#### [Stated problem]
Drop the images; return everything else in the listing below exactly.

### Materials provided

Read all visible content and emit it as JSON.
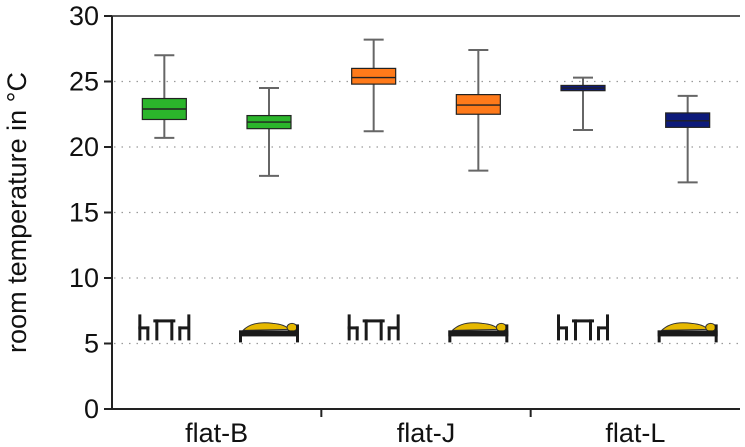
{
  "chart_data": {
    "type": "box",
    "ylabel": "room temperature in °C",
    "ylim": [
      0,
      30
    ],
    "yticks": [
      0,
      5,
      10,
      15,
      20,
      25,
      30
    ],
    "grid": "horizontal dotted",
    "categories": [
      "flat-B",
      "flat-J",
      "flat-L"
    ],
    "room_icons": [
      "living-room-icon",
      "bedroom-icon"
    ],
    "boxes": [
      {
        "category": "flat-B",
        "room": "living-room-icon",
        "color": "#2bb52b",
        "whisker_low": 20.7,
        "q1": 22.1,
        "median": 22.9,
        "q3": 23.7,
        "whisker_high": 27.0
      },
      {
        "category": "flat-B",
        "room": "bedroom-icon",
        "color": "#2bb52b",
        "whisker_low": 17.8,
        "q1": 21.4,
        "median": 21.9,
        "q3": 22.4,
        "whisker_high": 24.5
      },
      {
        "category": "flat-J",
        "room": "living-room-icon",
        "color": "#ff7a1a",
        "whisker_low": 21.2,
        "q1": 24.8,
        "median": 25.3,
        "q3": 26.0,
        "whisker_high": 28.2
      },
      {
        "category": "flat-J",
        "room": "bedroom-icon",
        "color": "#ff7a1a",
        "whisker_low": 18.2,
        "q1": 22.5,
        "median": 23.2,
        "q3": 24.0,
        "whisker_high": 27.4
      },
      {
        "category": "flat-L",
        "room": "living-room-icon",
        "color": "#0d1a7a",
        "whisker_low": 21.3,
        "q1": 24.3,
        "median": 24.5,
        "q3": 24.7,
        "whisker_high": 25.3
      },
      {
        "category": "flat-L",
        "room": "bedroom-icon",
        "color": "#0d1a7a",
        "whisker_low": 17.3,
        "q1": 21.5,
        "median": 22.0,
        "q3": 22.6,
        "whisker_high": 23.9
      }
    ]
  }
}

######

#### [Response to this exercise]
Read all visible content and emit it as JSON.
{
  "chart_data": {
    "type": "box",
    "ylabel": "room temperature in °C",
    "ylim": [
      0,
      30
    ],
    "yticks": [
      0,
      5,
      10,
      15,
      20,
      25,
      30
    ],
    "grid": "horizontal dotted",
    "categories": [
      "flat-B",
      "flat-J",
      "flat-L"
    ],
    "room_icons": [
      "living-room-icon",
      "bedroom-icon"
    ],
    "boxes": [
      {
        "category": "flat-B",
        "room": "living-room-icon",
        "color": "#2bb52b",
        "whisker_low": 20.7,
        "q1": 22.1,
        "median": 22.9,
        "q3": 23.7,
        "whisker_high": 27.0
      },
      {
        "category": "flat-B",
        "room": "bedroom-icon",
        "color": "#2bb52b",
        "whisker_low": 17.8,
        "q1": 21.4,
        "median": 21.9,
        "q3": 22.4,
        "whisker_high": 24.5
      },
      {
        "category": "flat-J",
        "room": "living-room-icon",
        "color": "#ff7a1a",
        "whisker_low": 21.2,
        "q1": 24.8,
        "median": 25.3,
        "q3": 26.0,
        "whisker_high": 28.2
      },
      {
        "category": "flat-J",
        "room": "bedroom-icon",
        "color": "#ff7a1a",
        "whisker_low": 18.2,
        "q1": 22.5,
        "median": 23.2,
        "q3": 24.0,
        "whisker_high": 27.4
      },
      {
        "category": "flat-L",
        "room": "living-room-icon",
        "color": "#0d1a7a",
        "whisker_low": 21.3,
        "q1": 24.3,
        "median": 24.5,
        "q3": 24.7,
        "whisker_high": 25.3
      },
      {
        "category": "flat-L",
        "room": "bedroom-icon",
        "color": "#0d1a7a",
        "whisker_low": 17.3,
        "q1": 21.5,
        "median": 22.0,
        "q3": 22.6,
        "whisker_high": 23.9
      }
    ]
  }
}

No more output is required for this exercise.